• GOAL OF THE EXERCISE:
Print every one of the rows below, leaving each line unchanged.

• RECORD EXTRACTS:
'''

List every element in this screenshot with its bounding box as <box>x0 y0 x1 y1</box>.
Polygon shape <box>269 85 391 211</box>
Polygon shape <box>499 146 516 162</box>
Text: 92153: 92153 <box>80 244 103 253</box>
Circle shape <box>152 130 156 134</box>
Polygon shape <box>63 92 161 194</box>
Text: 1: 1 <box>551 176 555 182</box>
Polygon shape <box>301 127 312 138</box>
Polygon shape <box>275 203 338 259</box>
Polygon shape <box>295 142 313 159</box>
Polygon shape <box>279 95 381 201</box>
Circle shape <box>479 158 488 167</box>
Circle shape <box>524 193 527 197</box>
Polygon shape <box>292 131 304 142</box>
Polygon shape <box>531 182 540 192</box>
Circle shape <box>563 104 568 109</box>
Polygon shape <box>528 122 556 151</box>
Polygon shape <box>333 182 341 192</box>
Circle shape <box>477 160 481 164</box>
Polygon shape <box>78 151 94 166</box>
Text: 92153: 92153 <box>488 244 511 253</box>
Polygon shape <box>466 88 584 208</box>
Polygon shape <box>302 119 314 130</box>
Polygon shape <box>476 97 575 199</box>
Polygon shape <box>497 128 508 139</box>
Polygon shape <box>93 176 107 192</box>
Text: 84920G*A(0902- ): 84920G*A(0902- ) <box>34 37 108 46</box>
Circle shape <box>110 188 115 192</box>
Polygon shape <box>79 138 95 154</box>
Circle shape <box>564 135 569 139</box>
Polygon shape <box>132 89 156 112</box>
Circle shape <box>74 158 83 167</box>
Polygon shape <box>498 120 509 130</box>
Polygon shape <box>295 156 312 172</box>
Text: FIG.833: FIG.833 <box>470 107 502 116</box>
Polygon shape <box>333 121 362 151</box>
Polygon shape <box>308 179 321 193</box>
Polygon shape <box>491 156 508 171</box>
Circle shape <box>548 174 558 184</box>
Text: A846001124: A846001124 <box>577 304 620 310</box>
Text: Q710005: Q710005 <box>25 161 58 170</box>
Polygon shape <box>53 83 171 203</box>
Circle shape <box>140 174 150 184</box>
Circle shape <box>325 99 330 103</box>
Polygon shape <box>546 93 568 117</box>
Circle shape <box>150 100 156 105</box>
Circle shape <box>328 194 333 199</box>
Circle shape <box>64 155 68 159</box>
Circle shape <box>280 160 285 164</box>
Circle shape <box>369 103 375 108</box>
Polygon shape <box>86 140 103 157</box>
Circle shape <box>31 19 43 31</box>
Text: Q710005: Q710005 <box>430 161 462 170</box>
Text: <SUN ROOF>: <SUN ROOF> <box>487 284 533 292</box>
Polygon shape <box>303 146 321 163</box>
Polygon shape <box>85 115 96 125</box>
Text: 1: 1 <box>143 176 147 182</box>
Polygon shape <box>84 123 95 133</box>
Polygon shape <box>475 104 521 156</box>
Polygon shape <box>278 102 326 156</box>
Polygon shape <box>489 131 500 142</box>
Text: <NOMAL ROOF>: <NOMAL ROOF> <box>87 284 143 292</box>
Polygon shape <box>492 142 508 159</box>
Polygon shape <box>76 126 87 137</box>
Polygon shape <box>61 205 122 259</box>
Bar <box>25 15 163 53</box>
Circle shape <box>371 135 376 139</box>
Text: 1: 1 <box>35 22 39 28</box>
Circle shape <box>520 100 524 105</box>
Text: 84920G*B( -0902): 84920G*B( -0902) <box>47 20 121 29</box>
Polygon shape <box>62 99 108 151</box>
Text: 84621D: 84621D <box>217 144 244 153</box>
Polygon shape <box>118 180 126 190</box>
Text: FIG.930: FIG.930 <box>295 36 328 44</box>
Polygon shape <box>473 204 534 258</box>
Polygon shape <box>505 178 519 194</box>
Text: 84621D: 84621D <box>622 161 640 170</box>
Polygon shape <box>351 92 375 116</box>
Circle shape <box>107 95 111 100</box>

'''

• SOLUTION TO THE PROBLEM:
List every element in this screenshot with its bounding box as <box>x0 y0 x1 y1</box>.
Polygon shape <box>269 85 391 211</box>
Polygon shape <box>499 146 516 162</box>
Text: 92153: 92153 <box>80 244 103 253</box>
Circle shape <box>152 130 156 134</box>
Polygon shape <box>63 92 161 194</box>
Text: 1: 1 <box>551 176 555 182</box>
Polygon shape <box>301 127 312 138</box>
Polygon shape <box>275 203 338 259</box>
Polygon shape <box>295 142 313 159</box>
Polygon shape <box>279 95 381 201</box>
Circle shape <box>479 158 488 167</box>
Circle shape <box>524 193 527 197</box>
Polygon shape <box>292 131 304 142</box>
Polygon shape <box>531 182 540 192</box>
Circle shape <box>563 104 568 109</box>
Polygon shape <box>528 122 556 151</box>
Polygon shape <box>333 182 341 192</box>
Circle shape <box>477 160 481 164</box>
Polygon shape <box>78 151 94 166</box>
Text: 92153: 92153 <box>488 244 511 253</box>
Polygon shape <box>466 88 584 208</box>
Polygon shape <box>302 119 314 130</box>
Polygon shape <box>476 97 575 199</box>
Polygon shape <box>497 128 508 139</box>
Polygon shape <box>93 176 107 192</box>
Text: 84920G*A(0902- ): 84920G*A(0902- ) <box>34 37 108 46</box>
Circle shape <box>110 188 115 192</box>
Polygon shape <box>79 138 95 154</box>
Circle shape <box>564 135 569 139</box>
Polygon shape <box>132 89 156 112</box>
Circle shape <box>74 158 83 167</box>
Polygon shape <box>498 120 509 130</box>
Polygon shape <box>295 156 312 172</box>
Text: FIG.833: FIG.833 <box>470 107 502 116</box>
Polygon shape <box>333 121 362 151</box>
Polygon shape <box>308 179 321 193</box>
Polygon shape <box>491 156 508 171</box>
Circle shape <box>548 174 558 184</box>
Text: A846001124: A846001124 <box>577 304 620 310</box>
Text: Q710005: Q710005 <box>25 161 58 170</box>
Polygon shape <box>53 83 171 203</box>
Circle shape <box>140 174 150 184</box>
Circle shape <box>325 99 330 103</box>
Polygon shape <box>546 93 568 117</box>
Circle shape <box>150 100 156 105</box>
Circle shape <box>328 194 333 199</box>
Circle shape <box>64 155 68 159</box>
Circle shape <box>280 160 285 164</box>
Circle shape <box>369 103 375 108</box>
Polygon shape <box>86 140 103 157</box>
Circle shape <box>31 19 43 31</box>
Text: Q710005: Q710005 <box>430 161 462 170</box>
Text: <SUN ROOF>: <SUN ROOF> <box>487 284 533 292</box>
Polygon shape <box>303 146 321 163</box>
Polygon shape <box>85 115 96 125</box>
Text: 1: 1 <box>143 176 147 182</box>
Polygon shape <box>84 123 95 133</box>
Polygon shape <box>475 104 521 156</box>
Polygon shape <box>278 102 326 156</box>
Polygon shape <box>489 131 500 142</box>
Text: <NOMAL ROOF>: <NOMAL ROOF> <box>87 284 143 292</box>
Polygon shape <box>492 142 508 159</box>
Polygon shape <box>76 126 87 137</box>
Polygon shape <box>61 205 122 259</box>
Bar <box>25 15 163 53</box>
Circle shape <box>371 135 376 139</box>
Text: 1: 1 <box>35 22 39 28</box>
Circle shape <box>520 100 524 105</box>
Text: 84920G*B( -0902): 84920G*B( -0902) <box>47 20 121 29</box>
Polygon shape <box>62 99 108 151</box>
Text: 84621D: 84621D <box>217 144 244 153</box>
Polygon shape <box>118 180 126 190</box>
Text: FIG.930: FIG.930 <box>295 36 328 44</box>
Polygon shape <box>473 204 534 258</box>
Polygon shape <box>505 178 519 194</box>
Text: 84621D: 84621D <box>622 161 640 170</box>
Polygon shape <box>351 92 375 116</box>
Circle shape <box>107 95 111 100</box>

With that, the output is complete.